◆ Annotated element listings:

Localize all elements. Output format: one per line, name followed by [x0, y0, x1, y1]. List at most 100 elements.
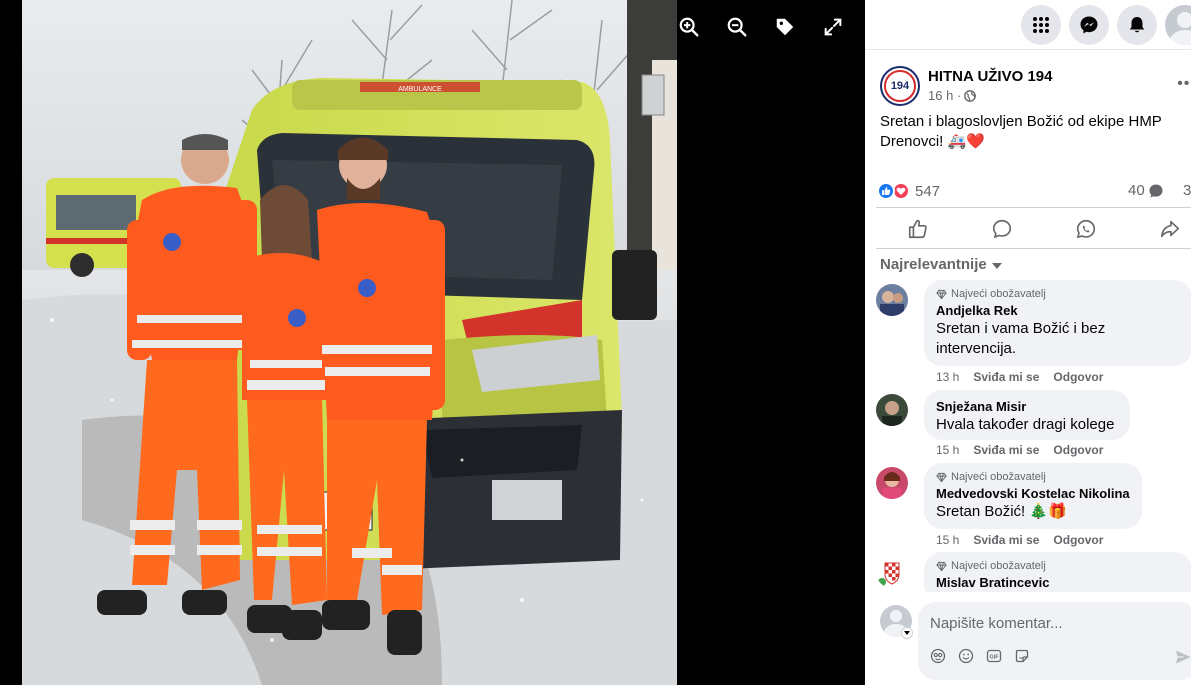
comment-item: Snježana Misir Hvala također dragi koleg… — [875, 390, 1191, 464]
page-name-link[interactable]: HITNA UŽIVO 194 — [928, 68, 1052, 85]
post-timestamp[interactable]: 16 h · — [928, 88, 961, 103]
comment-actions: 15 h Sviđa mi se Odgovor — [936, 533, 1103, 547]
comment-actions: 15 h Sviđa mi se Odgovor — [936, 443, 1103, 457]
comment-bubble: Najveći obožavatelj Medvedovski Kostelac… — [924, 463, 1142, 529]
comment-reply-button[interactable]: Odgovor — [1053, 443, 1103, 457]
post-header: 194 HITNA UŽIVO 194 16 h · ••• — [880, 65, 1191, 107]
avatar-photo — [876, 467, 908, 499]
whatsapp-icon — [1076, 219, 1096, 239]
comment-input[interactable] — [930, 613, 1180, 633]
comment-input-box: GIF — [918, 602, 1191, 680]
post-photo[interactable]: AMBULANCE 51 — [22, 0, 677, 685]
comment-reply-button[interactable]: Odgovor — [1053, 533, 1103, 547]
reaction-count: 547 — [915, 182, 941, 200]
comment-actions: 13 h Sviđa mi se Odgovor — [936, 370, 1103, 384]
send-icon — [1176, 650, 1191, 664]
page-logo: 194 — [884, 70, 916, 102]
fullscreen-icon — [824, 18, 842, 36]
commenter-avatar[interactable] — [876, 556, 908, 588]
comment-like-button[interactable]: Sviđa mi se — [973, 370, 1039, 384]
top-fan-badge[interactable]: Najveći obožavatelj — [936, 288, 1180, 300]
comment-bubble: Najveći obožavatelj Mislav Bratincevic — [924, 552, 1191, 592]
send-button[interactable] — [1174, 648, 1191, 666]
diamond-icon — [936, 561, 947, 571]
comment-author[interactable]: Mislav Bratincevic — [936, 574, 1180, 591]
share-button[interactable] — [1158, 217, 1182, 241]
menu-button[interactable] — [1021, 4, 1061, 45]
emoji-button[interactable] — [958, 648, 974, 664]
ambulance-crew-photo: AMBULANCE 51 — [22, 0, 677, 685]
commenter-avatar[interactable] — [876, 284, 908, 316]
post-side-panel: 194 HITNA UŽIVO 194 16 h · ••• Sretan i … — [865, 0, 1191, 685]
ambulance-sign: AMBULANCE — [398, 86, 442, 93]
comment-bubble-icon — [1149, 184, 1163, 197]
reactions-summary[interactable]: 547 40 3 — [877, 181, 1191, 201]
post-action-bar — [876, 207, 1191, 249]
page-avatar[interactable]: 194 — [880, 66, 920, 106]
whatsapp-share-button[interactable] — [1074, 217, 1098, 241]
menu-grid-icon — [1033, 16, 1049, 33]
badge-label: Najveći obožavatelj — [951, 471, 1046, 483]
messenger-icon — [1080, 16, 1098, 33]
avatar-sticker-button[interactable] — [930, 648, 946, 664]
comment-button[interactable] — [990, 217, 1014, 241]
commenter-avatar[interactable] — [876, 394, 908, 426]
comment-author[interactable]: Medvedovski Kostelac Nikolina — [936, 485, 1130, 502]
comment-bubble: Snježana Misir Hvala također dragi koleg… — [924, 390, 1130, 440]
comment-bubble: Najveći obožavatelj Andjelka Rek Sretan … — [924, 280, 1191, 366]
badge-label: Najveći obožavatelj — [951, 288, 1046, 300]
sticker-button[interactable] — [1014, 648, 1030, 664]
comment-text: Sretan Božić! 🎄🎁 — [936, 503, 1067, 520]
top-fan-badge[interactable]: Najveći obožavatelj — [936, 560, 1180, 572]
notifications-bell-icon — [1129, 16, 1145, 32]
chevron-down-icon — [991, 262, 1002, 269]
comment-item: Najveći obožavatelj Medvedovski Kostelac… — [875, 463, 1191, 547]
avatar-sticker-icon — [930, 648, 946, 664]
profile-avatar[interactable] — [1165, 4, 1191, 45]
comment-reply-button[interactable]: Odgovor — [1053, 370, 1103, 384]
photo-viewer: AMBULANCE 51 — [0, 0, 865, 685]
croatian-coat-of-arms-avatar — [876, 556, 908, 588]
gif-button[interactable]: GIF — [986, 648, 1002, 664]
top-navigation — [865, 0, 1191, 50]
badge-label: Najveći obožavatelj — [951, 560, 1046, 572]
comment-like-button[interactable]: Sviđa mi se — [973, 443, 1039, 457]
share-count[interactable]: 3 — [1183, 182, 1191, 199]
more-options-icon[interactable]: ••• — [1177, 75, 1191, 93]
like-button[interactable] — [906, 217, 930, 241]
svg-text:GIF: GIF — [990, 655, 1000, 661]
comment-time[interactable]: 15 h — [936, 533, 959, 547]
tag-photo-button[interactable] — [772, 14, 798, 40]
top-fan-badge[interactable]: Najveći obožavatelj — [936, 471, 1130, 483]
comment-time[interactable]: 15 h — [936, 443, 959, 457]
comment-composer: GIF — [865, 592, 1191, 685]
comments-list: Najveći obožavatelj Andjelka Rek Sretan … — [865, 280, 1191, 592]
messenger-button[interactable] — [1069, 4, 1109, 45]
comment-count-link[interactable]: 40 — [1128, 182, 1164, 199]
notifications-button[interactable] — [1117, 4, 1157, 45]
zoom-in-icon — [679, 17, 699, 37]
gif-icon: GIF — [986, 649, 1002, 663]
comment-like-button[interactable]: Sviđa mi se — [973, 533, 1039, 547]
zoom-in-button[interactable] — [676, 14, 702, 40]
zoom-out-button[interactable] — [724, 14, 750, 40]
comment-author[interactable]: Snježana Misir — [936, 398, 1118, 415]
thumbs-up-icon — [908, 219, 927, 239]
comment-text: Hvala također dragi kolege — [936, 416, 1115, 433]
comment-time[interactable]: 13 h — [936, 370, 959, 384]
avatar-photo — [876, 284, 908, 316]
diamond-icon — [936, 472, 947, 482]
commenter-avatar[interactable] — [876, 467, 908, 499]
sticker-icon — [1015, 649, 1029, 663]
fullscreen-button[interactable] — [820, 14, 846, 40]
comment-count: 40 — [1128, 182, 1145, 199]
composer-tools: GIF — [930, 648, 1030, 664]
zoom-out-icon — [727, 17, 747, 37]
comment-author[interactable]: Andjelka Rek — [936, 302, 1180, 319]
post-caption: Sretan i blagoslovljen Božić od ekipe HM… — [880, 113, 1162, 150]
comment-text: Sretan i vama Božić i bez intervencija. — [936, 320, 1106, 357]
chevron-down-icon[interactable] — [901, 627, 913, 639]
comment-sort-dropdown[interactable]: Najrelevantnije — [880, 256, 1002, 273]
comment-item: Najveći obožavatelj Mislav Bratincevic — [875, 552, 1191, 592]
diamond-icon — [936, 289, 947, 299]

◆ What the exercise asks: In every row above, switch "commenter-avatar" to "user-avatar" and leave everything else unchanged. Leave the pictures out of your answer.

◆ Worked solution:
Localize all elements. Output format: one per line, name followed by [x0, y0, x1, y1]. List at most 100 elements.
comment-item: Snježana Misir Hvala također dragi koleg… — [875, 390, 1191, 464]
page-name-link[interactable]: HITNA UŽIVO 194 — [928, 68, 1052, 85]
post-timestamp[interactable]: 16 h · — [928, 88, 961, 103]
comment-actions: 15 h Sviđa mi se Odgovor — [936, 533, 1103, 547]
comment-actions: 15 h Sviđa mi se Odgovor — [936, 443, 1103, 457]
comment-bubble: Najveći obožavatelj Medvedovski Kostelac… — [924, 463, 1142, 529]
comment-reply-button[interactable]: Odgovor — [1053, 443, 1103, 457]
post-header: 194 HITNA UŽIVO 194 16 h · ••• — [880, 65, 1191, 107]
avatar-photo — [876, 467, 908, 499]
whatsapp-icon — [1076, 219, 1096, 239]
comment-input[interactable] — [930, 613, 1180, 633]
comment-input-box: GIF — [918, 602, 1191, 680]
post-photo[interactable]: AMBULANCE 51 — [22, 0, 677, 685]
comment-reply-button[interactable]: Odgovor — [1053, 533, 1103, 547]
reaction-count: 547 — [915, 182, 941, 200]
comment-actions: 13 h Sviđa mi se Odgovor — [936, 370, 1103, 384]
send-icon — [1176, 650, 1191, 664]
page-logo: 194 — [884, 70, 916, 102]
fullscreen-icon — [824, 18, 842, 36]
user-avatar[interactable] — [876, 556, 908, 588]
comment-like-button[interactable]: Sviđa mi se — [973, 370, 1039, 384]
top-fan-badge[interactable]: Najveći obožavatelj — [936, 288, 1180, 300]
comment-bubble: Najveći obožavatelj Mislav Bratincevic — [924, 552, 1191, 592]
send-button[interactable] — [1174, 648, 1191, 666]
diamond-icon — [936, 561, 947, 571]
comment-author[interactable]: Mislav Bratincevic — [936, 574, 1180, 591]
share-button[interactable] — [1158, 217, 1182, 241]
menu-button[interactable] — [1021, 4, 1061, 45]
emoji-button[interactable] — [958, 648, 974, 664]
ambulance-crew-photo: AMBULANCE 51 — [22, 0, 677, 685]
user-avatar[interactable] — [876, 284, 908, 316]
post-side-panel: 194 HITNA UŽIVO 194 16 h · ••• Sretan i … — [865, 0, 1191, 685]
ambulance-sign: AMBULANCE — [398, 86, 442, 93]
comment-bubble-icon — [1149, 184, 1163, 197]
reactions-summary[interactable]: 547 40 3 — [877, 181, 1191, 201]
post-action-bar — [876, 207, 1191, 249]
page-avatar[interactable]: 194 — [880, 66, 920, 106]
whatsapp-share-button[interactable] — [1074, 217, 1098, 241]
menu-grid-icon — [1033, 16, 1049, 33]
badge-label: Najveći obožavatelj — [951, 471, 1046, 483]
messenger-icon — [1080, 16, 1098, 33]
avatar-sticker-button[interactable] — [930, 648, 946, 664]
comment-button[interactable] — [990, 217, 1014, 241]
user-avatar[interactable] — [876, 394, 908, 426]
comment-author[interactable]: Medvedovski Kostelac Nikolina — [936, 485, 1130, 502]
comment-bubble: Snježana Misir Hvala također dragi koleg… — [924, 390, 1130, 440]
comment-bubble: Najveći obožavatelj Andjelka Rek Sretan … — [924, 280, 1191, 366]
badge-label: Najveći obožavatelj — [951, 288, 1046, 300]
sticker-button[interactable] — [1014, 648, 1030, 664]
comment-text: Sretan Božić! 🎄🎁 — [936, 503, 1067, 520]
top-fan-badge[interactable]: Najveći obožavatelj — [936, 560, 1180, 572]
notifications-bell-icon — [1129, 16, 1145, 32]
chevron-down-icon — [991, 262, 1002, 269]
comment-item: Najveći obožavatelj Medvedovski Kostelac… — [875, 463, 1191, 547]
avatar-sticker-icon — [930, 648, 946, 664]
profile-avatar[interactable] — [1165, 4, 1191, 45]
comment-reply-button[interactable]: Odgovor — [1053, 370, 1103, 384]
photo-viewer: AMBULANCE 51 — [0, 0, 865, 685]
croatian-coat-of-arms-avatar — [876, 556, 908, 588]
gif-button[interactable]: GIF — [986, 648, 1002, 664]
top-navigation — [865, 0, 1191, 50]
badge-label: Najveći obožavatelj — [951, 560, 1046, 572]
comment-like-button[interactable]: Sviđa mi se — [973, 443, 1039, 457]
share-count[interactable]: 3 — [1183, 182, 1191, 199]
more-options-icon[interactable]: ••• — [1177, 75, 1191, 93]
like-button[interactable] — [906, 217, 930, 241]
svg-text:GIF: GIF — [990, 655, 1000, 661]
comment-time[interactable]: 15 h — [936, 533, 959, 547]
tag-photo-button[interactable] — [772, 14, 798, 40]
top-fan-badge[interactable]: Najveći obožavatelj — [936, 471, 1130, 483]
comment-time[interactable]: 15 h — [936, 443, 959, 457]
comment-composer: GIF — [865, 592, 1191, 685]
comments-list: Najveći obožavatelj Andjelka Rek Sretan … — [865, 280, 1191, 592]
messenger-button[interactable] — [1069, 4, 1109, 45]
comment-count-link[interactable]: 40 — [1128, 182, 1164, 199]
notifications-button[interactable] — [1117, 4, 1157, 45]
zoom-in-icon — [679, 17, 699, 37]
gif-icon: GIF — [986, 649, 1002, 663]
comment-like-button[interactable]: Sviđa mi se — [973, 533, 1039, 547]
zoom-in-button[interactable] — [676, 14, 702, 40]
zoom-out-button[interactable] — [724, 14, 750, 40]
comment-author[interactable]: Snježana Misir — [936, 398, 1118, 415]
thumbs-up-icon — [908, 219, 927, 239]
comment-text: Hvala također dragi kolege — [936, 416, 1115, 433]
comment-time[interactable]: 13 h — [936, 370, 959, 384]
avatar-photo — [876, 284, 908, 316]
diamond-icon — [936, 472, 947, 482]
user-avatar[interactable] — [876, 467, 908, 499]
sticker-icon — [1015, 649, 1029, 663]
fullscreen-button[interactable] — [820, 14, 846, 40]
comment-count: 40 — [1128, 182, 1145, 199]
composer-tools: GIF — [930, 648, 1030, 664]
zoom-out-icon — [727, 17, 747, 37]
comment-author[interactable]: Andjelka Rek — [936, 302, 1180, 319]
post-caption: Sretan i blagoslovljen Božić od ekipe HM… — [880, 113, 1162, 150]
comment-text: Sretan i vama Božić i bez intervencija. — [936, 320, 1106, 357]
chevron-down-icon[interactable] — [901, 627, 913, 639]
comment-sort-dropdown[interactable]: Najrelevantnije — [880, 256, 1002, 273]
comment-item: Najveći obožavatelj Mislav Bratincevic — [875, 552, 1191, 592]
diamond-icon — [936, 289, 947, 299]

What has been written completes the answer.